**TASK TO CARRY OUT**.
Identify every line in the records below that contains the word "económicas", and copy each of those lines.

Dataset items
────────────────────────────────────────

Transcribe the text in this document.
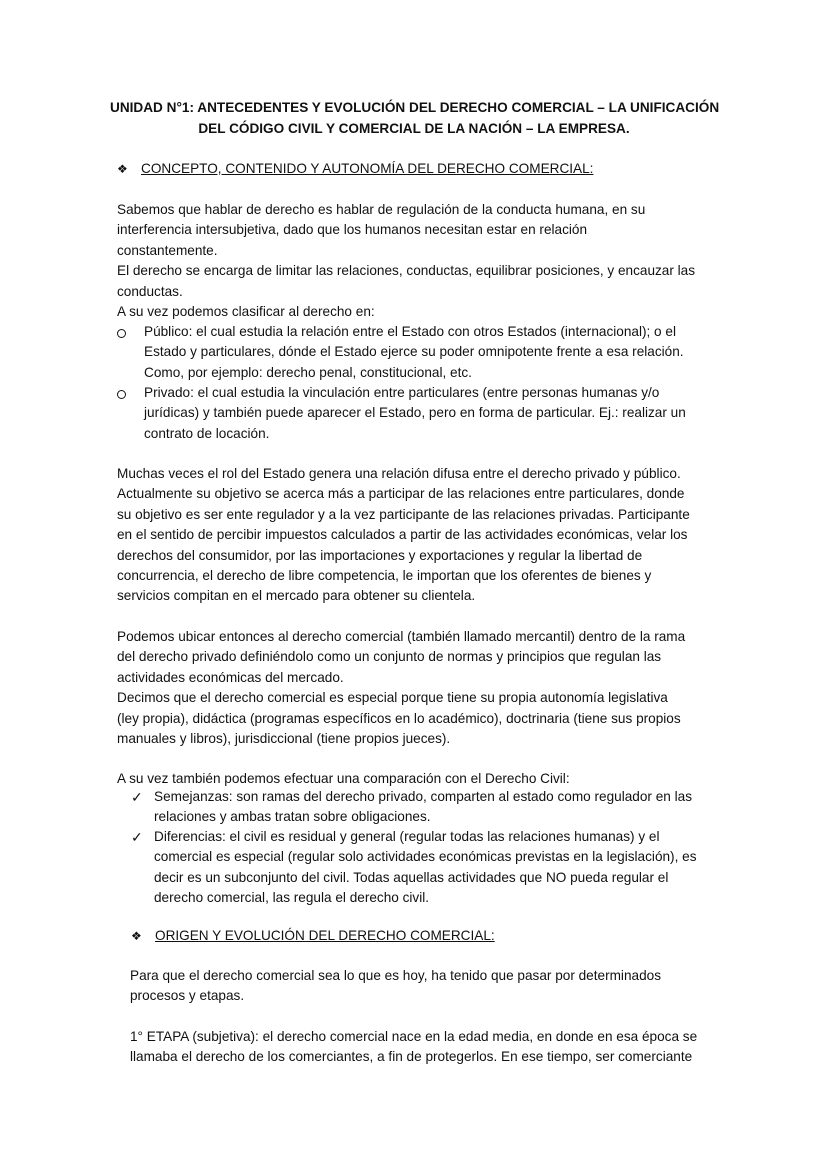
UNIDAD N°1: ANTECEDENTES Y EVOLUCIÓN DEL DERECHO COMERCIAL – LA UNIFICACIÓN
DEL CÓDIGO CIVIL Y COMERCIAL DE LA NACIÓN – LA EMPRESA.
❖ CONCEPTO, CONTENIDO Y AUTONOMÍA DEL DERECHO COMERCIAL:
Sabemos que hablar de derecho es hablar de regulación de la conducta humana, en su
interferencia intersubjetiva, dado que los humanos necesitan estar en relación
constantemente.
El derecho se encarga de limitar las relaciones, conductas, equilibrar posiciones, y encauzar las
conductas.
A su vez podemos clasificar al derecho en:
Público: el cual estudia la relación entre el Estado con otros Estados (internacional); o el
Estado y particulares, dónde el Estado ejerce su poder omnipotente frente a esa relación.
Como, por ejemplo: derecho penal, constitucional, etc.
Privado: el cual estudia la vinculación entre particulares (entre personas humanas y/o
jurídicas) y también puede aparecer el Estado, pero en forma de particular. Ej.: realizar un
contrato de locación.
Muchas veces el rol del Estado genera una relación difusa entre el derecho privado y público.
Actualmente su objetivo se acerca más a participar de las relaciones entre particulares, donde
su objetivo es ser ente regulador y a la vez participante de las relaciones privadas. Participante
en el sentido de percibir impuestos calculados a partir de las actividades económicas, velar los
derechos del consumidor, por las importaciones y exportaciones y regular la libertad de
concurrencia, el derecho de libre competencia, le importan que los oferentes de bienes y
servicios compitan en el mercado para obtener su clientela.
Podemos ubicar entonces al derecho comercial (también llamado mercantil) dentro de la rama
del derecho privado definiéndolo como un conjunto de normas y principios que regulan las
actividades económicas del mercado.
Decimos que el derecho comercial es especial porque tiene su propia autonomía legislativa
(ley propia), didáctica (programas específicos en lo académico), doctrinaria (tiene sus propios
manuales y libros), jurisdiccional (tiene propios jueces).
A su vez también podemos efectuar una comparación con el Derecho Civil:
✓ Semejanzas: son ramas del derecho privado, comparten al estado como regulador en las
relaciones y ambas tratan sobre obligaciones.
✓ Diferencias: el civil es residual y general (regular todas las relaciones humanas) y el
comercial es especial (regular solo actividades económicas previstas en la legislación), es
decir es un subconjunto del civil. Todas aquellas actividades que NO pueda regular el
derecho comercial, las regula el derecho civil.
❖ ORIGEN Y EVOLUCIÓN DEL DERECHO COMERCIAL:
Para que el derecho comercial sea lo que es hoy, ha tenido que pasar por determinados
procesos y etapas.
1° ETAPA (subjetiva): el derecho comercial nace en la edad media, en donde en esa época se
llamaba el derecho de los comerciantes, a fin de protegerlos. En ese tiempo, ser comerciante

────────────────────────────────────────

**TASK RESULT**.
en el sentido de percibir impuestos calculados a partir de las actividades económicas, velar los
actividades económicas del mercado.
comercial es especial (regular solo actividades económicas previstas en la legislación), es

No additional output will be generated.